## WRITTEN TASK
Reproduce the airport development passage word for word, from "As per the Master" to "has been completed.".

Modernization of Mumbai Airport: The Operation, Management and Development Agreement (OMDA) was signed between Mumbai International Airport Private Limited. (MIAL) and Airports Authority of India (AAI) on 04.04.2006, and the Joint Venture Company (JVC) took over the management and development of Chhatrapati Shivaji International airport (CSIA) w.e.f. 3rd May, 2006.  There was a transition phase of three months and w.e.f. 3rd August, 2006. MIAL has been independently handling management and operation of CSIA.


As per the Master Plan prepared by MIAL, total project cost for development of CSIA is estimated to be Rs. 9,802 crores.  The target completion of this project is 31.12.2012.  The major development works completed during the Year 2009-10 are S6 (Realignment of Taxiway B1 to Code F), S10 (Domestic Terminal Expansion), S9 (South-West pier), Upgradation and Realignment of Runway 14/32, T2 (New common User Terminal including MLCP & Elevated Roadways), T2 Apron etc. The work on 31 MCP has been completed.


Greenfield airports:


i.                    Bengaluru International Airport, Devenahalli, Bengaluru: A Greenfield airport project at Devanahalli near Bengaluru has been implemented on a Build Own Operate and Transfer (BOOT) basis for 30 years with Public-Private - Participation (PPP) at revised cost of Rs. 2,068 crores.  State Government of Karnataka and Airports Authority of India (AAI) together hold 26% equity and the strategic joint venture partners hold the balance 74%.  AAI’s investment in the equity is capped at Rs. 50 crores.  A Consortium led by Siemens, Germany with Unique Zurich, Switzerland and Larsen & Toubro, India Limited, as other members have been chosen as the strategic Joint Venture Partners. The airport was commissioned on 24th May, 2008.


ii.                  Rajiv Gandhi International Airport, Shamshabad, Hyderabad: A Greenfield airport has been developed in Shamshabad, near Hyderabad on Build Own Operate and Transfer (BOOT) basis with Public Private Participation (PPP) by the State Government of Andhra Pradesh. The approximate cost of the Project is Rs. 2,920 crores. Airports Authority of India (AAI) and State Government of Andhra Pradesh together hold 26% equity with AAI’s equity being capped at Rs. 50 crore. The balance 74% being held by the strategic partner, a consortium consisting of M/s GMR Enterprises and Malaysian Airports Holdings Berhand (MAHB). The airport was commissioned on 23rd March, 2008. Airports Council International has adjudged Rajiv Gandhi International Airport, Shamshabad near Hyderabad as the ‘World’s Best Airport’ for the Airport Service Quality amongst the airports handling 5-15 million passengers category for the year 2009.


Union Cabinet has approved the proposal for declaring the Airport at Tirupati as an International Airport.


Development of Airports Infrastructure by Airports Authority of India


Airports Authority of India is a leader in infrastructure building for developing airports infrastructure along the length and breadth of the country including remote and far flung areas.  AAI at present manages 115 airports including 23 Civil Enclaves.  AAI also provides CNS-ATM facilities at 11 other airports.  About 2.8 million nautical square miles area of nation airspace covering Bay of Bengal and Arabian Sea has been assigned to AAI for provision of Air Traffic Services.

## DATA RECORDS
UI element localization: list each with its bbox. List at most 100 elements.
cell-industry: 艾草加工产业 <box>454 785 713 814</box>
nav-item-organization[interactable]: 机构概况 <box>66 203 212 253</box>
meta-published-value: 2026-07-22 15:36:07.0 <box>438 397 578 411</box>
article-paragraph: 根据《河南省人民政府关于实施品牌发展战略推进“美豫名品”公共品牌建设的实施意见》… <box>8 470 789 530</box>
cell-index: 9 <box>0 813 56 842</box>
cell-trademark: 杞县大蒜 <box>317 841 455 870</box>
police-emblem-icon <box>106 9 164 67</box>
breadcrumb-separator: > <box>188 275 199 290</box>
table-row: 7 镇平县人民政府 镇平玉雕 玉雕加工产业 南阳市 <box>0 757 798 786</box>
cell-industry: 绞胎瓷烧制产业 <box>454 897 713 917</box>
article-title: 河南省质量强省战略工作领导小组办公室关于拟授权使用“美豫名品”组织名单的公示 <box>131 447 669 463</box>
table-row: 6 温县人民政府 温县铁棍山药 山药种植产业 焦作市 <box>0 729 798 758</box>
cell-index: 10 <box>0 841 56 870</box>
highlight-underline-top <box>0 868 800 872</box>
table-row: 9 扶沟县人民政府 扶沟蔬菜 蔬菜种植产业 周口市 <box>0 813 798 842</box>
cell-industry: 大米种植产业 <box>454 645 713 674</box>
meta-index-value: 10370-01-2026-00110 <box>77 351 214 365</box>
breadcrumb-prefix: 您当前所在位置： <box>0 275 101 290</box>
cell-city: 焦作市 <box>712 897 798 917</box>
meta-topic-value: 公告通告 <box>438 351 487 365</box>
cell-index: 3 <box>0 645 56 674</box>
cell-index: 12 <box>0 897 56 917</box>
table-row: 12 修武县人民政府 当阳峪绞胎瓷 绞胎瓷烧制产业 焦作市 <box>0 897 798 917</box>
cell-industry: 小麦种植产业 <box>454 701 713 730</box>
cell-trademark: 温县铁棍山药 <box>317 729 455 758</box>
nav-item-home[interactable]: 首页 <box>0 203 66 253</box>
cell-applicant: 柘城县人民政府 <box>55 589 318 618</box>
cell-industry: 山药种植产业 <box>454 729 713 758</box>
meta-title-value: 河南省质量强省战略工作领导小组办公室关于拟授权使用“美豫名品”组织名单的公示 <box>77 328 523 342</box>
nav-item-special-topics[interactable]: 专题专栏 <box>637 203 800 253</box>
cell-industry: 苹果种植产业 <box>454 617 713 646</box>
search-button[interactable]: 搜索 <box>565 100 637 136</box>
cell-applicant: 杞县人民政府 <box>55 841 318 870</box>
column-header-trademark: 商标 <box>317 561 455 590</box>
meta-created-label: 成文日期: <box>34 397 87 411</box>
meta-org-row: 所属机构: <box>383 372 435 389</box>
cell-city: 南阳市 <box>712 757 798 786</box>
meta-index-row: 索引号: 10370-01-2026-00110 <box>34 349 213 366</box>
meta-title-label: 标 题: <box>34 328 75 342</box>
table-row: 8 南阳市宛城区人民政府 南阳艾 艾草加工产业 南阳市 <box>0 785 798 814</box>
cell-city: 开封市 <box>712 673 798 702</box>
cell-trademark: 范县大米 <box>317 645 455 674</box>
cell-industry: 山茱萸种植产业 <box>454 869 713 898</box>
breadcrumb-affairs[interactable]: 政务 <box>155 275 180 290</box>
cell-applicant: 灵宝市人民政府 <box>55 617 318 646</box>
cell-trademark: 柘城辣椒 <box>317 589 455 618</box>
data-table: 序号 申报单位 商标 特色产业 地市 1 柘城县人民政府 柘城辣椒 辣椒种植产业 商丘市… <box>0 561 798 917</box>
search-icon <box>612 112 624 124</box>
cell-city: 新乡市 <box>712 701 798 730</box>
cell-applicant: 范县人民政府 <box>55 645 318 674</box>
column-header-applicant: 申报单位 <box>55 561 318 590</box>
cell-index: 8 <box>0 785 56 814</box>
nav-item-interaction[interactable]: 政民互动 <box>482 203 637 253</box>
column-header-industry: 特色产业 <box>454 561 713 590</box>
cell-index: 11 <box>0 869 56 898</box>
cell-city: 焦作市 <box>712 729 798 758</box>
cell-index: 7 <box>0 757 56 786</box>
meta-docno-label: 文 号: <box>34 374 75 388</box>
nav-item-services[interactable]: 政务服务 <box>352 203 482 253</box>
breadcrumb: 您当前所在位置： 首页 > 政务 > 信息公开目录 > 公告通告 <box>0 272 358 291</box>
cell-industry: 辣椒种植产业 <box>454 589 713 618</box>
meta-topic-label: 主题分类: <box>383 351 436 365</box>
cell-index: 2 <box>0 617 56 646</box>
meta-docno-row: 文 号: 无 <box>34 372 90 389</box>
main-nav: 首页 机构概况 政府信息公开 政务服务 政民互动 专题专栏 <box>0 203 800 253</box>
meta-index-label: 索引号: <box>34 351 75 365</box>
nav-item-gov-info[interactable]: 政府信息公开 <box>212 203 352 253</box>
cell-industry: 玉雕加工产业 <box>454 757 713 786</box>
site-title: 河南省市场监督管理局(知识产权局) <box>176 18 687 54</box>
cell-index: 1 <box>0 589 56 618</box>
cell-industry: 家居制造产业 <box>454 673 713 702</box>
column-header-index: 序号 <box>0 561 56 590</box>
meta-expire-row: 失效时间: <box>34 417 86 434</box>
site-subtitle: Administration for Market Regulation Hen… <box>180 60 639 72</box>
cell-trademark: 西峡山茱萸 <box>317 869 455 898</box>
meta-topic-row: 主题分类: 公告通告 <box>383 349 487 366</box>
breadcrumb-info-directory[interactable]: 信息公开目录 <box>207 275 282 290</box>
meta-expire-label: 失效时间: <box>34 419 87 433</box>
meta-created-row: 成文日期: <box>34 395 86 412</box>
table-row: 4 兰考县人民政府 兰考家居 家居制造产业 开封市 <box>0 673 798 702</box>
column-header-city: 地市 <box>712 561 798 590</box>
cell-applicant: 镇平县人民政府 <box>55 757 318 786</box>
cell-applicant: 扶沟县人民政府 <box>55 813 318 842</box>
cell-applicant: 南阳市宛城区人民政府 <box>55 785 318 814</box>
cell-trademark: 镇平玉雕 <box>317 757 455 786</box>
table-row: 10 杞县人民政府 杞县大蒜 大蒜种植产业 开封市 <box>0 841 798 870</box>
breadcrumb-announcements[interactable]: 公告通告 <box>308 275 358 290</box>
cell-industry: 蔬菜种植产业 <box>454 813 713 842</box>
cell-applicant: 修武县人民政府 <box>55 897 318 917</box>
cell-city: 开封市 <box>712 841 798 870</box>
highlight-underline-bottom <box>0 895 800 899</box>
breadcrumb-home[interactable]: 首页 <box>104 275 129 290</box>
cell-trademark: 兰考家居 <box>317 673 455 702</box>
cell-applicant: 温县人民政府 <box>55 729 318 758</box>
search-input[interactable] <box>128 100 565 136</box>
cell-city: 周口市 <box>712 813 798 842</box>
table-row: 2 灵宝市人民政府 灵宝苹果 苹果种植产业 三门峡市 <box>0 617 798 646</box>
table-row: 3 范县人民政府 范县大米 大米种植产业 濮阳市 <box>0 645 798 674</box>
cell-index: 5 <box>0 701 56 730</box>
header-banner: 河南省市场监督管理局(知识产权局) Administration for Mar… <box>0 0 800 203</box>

## OUTPUT OF THE EXERCISE
As per the Master Plan prepared by MIAL, total project cost for development of CSIA is estimated to be Rs. 9,802 crores.  The target completion of this project is 31.12.2012.  The major development works completed during the Year 2009-10 are S6 (Realignment of Taxiway B1 to Code F), S10 (Domestic Terminal Expansion), S9 (South-West pier), Upgradation and Realignment of Runway 14/32, T2 (New common User Terminal including MLCP & Elevated Roadways), T2 Apron etc. The work on 31 MCP has been completed.